§ **WHAT IS NEEDED**:
Copy every line in which the string "screenshot" occurs.

(Stored data)
----------
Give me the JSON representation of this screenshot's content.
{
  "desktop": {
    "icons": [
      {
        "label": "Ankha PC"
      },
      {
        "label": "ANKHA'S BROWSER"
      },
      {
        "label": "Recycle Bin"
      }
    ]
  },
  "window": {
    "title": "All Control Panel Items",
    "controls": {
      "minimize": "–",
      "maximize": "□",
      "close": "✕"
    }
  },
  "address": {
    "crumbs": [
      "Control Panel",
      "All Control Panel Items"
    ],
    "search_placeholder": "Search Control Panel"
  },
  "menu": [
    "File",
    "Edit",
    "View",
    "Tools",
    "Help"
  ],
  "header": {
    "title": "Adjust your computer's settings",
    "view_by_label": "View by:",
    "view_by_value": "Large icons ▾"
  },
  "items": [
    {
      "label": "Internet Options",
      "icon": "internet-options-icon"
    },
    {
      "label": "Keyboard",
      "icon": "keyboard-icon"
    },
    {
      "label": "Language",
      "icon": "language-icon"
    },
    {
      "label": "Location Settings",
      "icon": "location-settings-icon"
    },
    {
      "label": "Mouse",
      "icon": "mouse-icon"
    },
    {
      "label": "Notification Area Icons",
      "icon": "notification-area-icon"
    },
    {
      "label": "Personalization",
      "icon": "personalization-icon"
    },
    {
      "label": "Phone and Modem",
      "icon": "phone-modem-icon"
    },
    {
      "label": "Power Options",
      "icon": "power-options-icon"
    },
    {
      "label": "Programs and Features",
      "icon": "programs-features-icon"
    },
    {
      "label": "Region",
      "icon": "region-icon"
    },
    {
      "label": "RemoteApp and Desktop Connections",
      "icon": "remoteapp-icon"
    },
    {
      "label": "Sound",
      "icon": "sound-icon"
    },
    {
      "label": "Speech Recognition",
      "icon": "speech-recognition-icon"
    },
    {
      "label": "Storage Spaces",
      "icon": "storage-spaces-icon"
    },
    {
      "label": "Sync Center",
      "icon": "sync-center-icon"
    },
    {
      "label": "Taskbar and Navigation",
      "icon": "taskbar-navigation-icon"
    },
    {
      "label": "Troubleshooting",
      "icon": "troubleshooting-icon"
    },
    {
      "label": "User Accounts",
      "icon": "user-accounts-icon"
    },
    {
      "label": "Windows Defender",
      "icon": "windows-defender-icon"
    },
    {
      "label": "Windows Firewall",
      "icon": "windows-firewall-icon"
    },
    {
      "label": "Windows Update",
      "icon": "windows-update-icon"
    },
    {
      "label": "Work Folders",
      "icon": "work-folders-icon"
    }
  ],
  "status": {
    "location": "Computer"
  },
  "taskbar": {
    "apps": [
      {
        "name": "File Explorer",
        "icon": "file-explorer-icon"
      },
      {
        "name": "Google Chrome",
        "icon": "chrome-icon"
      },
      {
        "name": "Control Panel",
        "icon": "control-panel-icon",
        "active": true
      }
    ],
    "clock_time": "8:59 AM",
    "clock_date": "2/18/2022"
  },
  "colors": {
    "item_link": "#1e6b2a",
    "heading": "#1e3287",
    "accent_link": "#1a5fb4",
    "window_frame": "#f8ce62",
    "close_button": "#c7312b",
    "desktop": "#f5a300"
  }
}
----------
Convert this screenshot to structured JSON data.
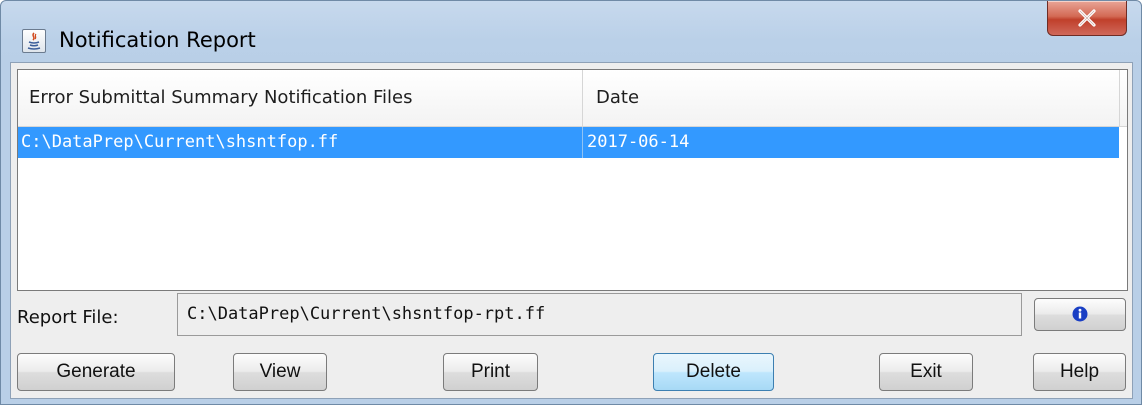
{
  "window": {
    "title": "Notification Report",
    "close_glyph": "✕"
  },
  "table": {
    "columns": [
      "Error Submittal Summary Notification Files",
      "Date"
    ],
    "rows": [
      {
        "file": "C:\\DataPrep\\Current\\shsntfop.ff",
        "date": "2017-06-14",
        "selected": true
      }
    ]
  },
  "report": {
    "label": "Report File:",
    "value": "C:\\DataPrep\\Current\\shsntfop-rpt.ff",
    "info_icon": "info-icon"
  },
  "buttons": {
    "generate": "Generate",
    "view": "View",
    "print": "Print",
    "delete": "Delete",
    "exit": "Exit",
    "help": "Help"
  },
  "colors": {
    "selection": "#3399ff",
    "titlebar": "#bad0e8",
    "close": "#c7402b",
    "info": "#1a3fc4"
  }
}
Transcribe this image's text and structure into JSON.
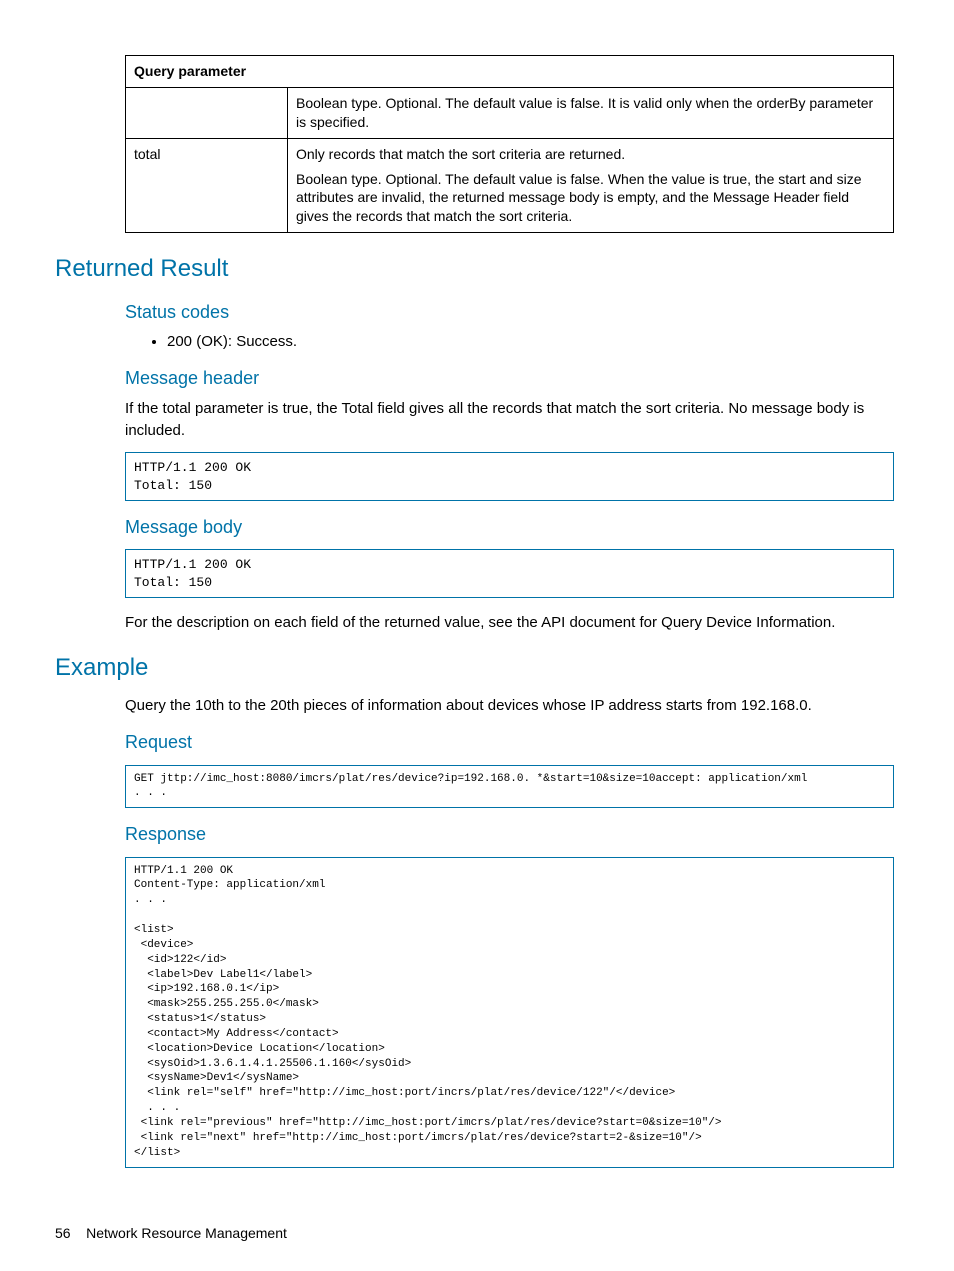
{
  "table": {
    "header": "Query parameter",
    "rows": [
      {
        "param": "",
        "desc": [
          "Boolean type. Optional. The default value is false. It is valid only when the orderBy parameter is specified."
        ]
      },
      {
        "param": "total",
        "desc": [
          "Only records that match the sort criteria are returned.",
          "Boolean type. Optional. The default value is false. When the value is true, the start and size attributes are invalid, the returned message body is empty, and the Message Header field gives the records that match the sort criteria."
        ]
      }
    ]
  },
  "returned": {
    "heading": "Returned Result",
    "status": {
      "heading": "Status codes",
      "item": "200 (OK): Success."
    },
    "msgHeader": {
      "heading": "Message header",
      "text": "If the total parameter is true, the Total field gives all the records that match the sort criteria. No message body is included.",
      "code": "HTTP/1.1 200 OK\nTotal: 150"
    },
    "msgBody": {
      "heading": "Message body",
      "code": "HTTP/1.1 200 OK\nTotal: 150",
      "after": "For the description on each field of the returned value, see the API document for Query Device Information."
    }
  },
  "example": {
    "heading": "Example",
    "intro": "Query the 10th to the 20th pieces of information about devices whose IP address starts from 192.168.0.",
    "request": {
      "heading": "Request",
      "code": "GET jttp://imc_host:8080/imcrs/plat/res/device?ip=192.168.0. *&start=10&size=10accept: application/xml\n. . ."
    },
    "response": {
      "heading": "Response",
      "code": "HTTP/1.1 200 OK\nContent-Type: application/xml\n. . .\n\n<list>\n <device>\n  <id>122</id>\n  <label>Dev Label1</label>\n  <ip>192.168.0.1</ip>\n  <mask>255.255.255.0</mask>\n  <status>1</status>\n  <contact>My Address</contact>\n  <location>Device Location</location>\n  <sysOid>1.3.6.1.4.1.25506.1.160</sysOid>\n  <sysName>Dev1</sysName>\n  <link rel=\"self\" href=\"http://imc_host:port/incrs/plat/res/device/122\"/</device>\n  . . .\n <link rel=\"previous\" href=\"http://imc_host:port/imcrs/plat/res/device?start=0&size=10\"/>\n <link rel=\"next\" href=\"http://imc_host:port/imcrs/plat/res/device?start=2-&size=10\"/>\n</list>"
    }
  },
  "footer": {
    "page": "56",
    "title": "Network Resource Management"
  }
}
----------
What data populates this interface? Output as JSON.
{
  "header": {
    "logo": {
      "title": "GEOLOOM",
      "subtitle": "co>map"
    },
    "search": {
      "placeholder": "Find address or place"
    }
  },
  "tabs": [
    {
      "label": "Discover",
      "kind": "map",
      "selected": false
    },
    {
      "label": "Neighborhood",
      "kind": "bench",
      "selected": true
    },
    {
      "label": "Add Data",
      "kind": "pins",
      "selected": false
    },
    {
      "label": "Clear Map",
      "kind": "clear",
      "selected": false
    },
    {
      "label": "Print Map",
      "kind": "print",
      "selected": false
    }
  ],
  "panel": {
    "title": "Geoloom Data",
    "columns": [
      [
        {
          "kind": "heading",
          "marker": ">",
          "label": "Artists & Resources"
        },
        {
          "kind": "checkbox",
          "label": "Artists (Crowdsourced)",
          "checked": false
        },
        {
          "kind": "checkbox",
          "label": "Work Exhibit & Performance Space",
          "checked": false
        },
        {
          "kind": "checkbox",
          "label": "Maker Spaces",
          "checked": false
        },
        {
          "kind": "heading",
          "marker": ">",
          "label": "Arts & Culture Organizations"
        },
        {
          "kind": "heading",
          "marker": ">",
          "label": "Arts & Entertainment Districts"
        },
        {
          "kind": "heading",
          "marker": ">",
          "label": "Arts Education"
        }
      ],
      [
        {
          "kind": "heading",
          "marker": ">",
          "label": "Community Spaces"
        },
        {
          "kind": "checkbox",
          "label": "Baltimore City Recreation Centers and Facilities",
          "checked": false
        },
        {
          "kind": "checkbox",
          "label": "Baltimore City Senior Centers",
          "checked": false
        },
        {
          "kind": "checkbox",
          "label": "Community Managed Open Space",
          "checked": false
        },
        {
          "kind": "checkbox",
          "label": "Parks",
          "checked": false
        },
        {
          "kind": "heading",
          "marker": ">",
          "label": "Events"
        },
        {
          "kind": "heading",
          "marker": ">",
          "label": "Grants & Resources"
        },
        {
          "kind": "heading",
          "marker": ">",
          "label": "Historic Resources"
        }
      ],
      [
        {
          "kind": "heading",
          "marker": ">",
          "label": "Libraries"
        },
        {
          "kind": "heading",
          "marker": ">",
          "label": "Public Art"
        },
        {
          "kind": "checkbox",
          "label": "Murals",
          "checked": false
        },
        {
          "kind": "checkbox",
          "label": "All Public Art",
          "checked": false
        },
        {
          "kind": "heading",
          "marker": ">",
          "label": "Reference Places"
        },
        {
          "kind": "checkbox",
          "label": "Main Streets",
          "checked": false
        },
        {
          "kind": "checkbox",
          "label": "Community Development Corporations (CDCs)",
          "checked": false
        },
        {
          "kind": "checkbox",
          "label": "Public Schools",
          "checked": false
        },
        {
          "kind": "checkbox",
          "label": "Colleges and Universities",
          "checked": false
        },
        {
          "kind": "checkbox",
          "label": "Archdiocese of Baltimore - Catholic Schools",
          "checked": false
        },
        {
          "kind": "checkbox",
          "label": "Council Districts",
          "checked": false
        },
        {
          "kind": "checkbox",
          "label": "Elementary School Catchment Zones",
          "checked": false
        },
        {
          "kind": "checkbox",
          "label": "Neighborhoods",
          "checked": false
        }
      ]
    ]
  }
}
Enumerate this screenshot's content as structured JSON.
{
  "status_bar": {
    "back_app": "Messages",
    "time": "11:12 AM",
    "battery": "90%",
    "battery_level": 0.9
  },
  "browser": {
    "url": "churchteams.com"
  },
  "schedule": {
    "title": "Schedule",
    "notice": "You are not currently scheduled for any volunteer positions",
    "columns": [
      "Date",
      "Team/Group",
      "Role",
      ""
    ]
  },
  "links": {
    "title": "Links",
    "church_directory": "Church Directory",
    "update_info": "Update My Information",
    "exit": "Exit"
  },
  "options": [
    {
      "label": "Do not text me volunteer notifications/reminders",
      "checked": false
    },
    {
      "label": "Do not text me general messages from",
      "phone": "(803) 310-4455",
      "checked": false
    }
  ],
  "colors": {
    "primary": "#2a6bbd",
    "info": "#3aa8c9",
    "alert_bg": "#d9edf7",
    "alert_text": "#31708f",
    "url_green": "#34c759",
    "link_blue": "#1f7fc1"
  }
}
----------
§ **IN RESPONSE**:
Give me the JSON representation of this screenshot's content.
Convert this screenshot to structured JSON data.
Enumerate this screenshot's content as structured JSON.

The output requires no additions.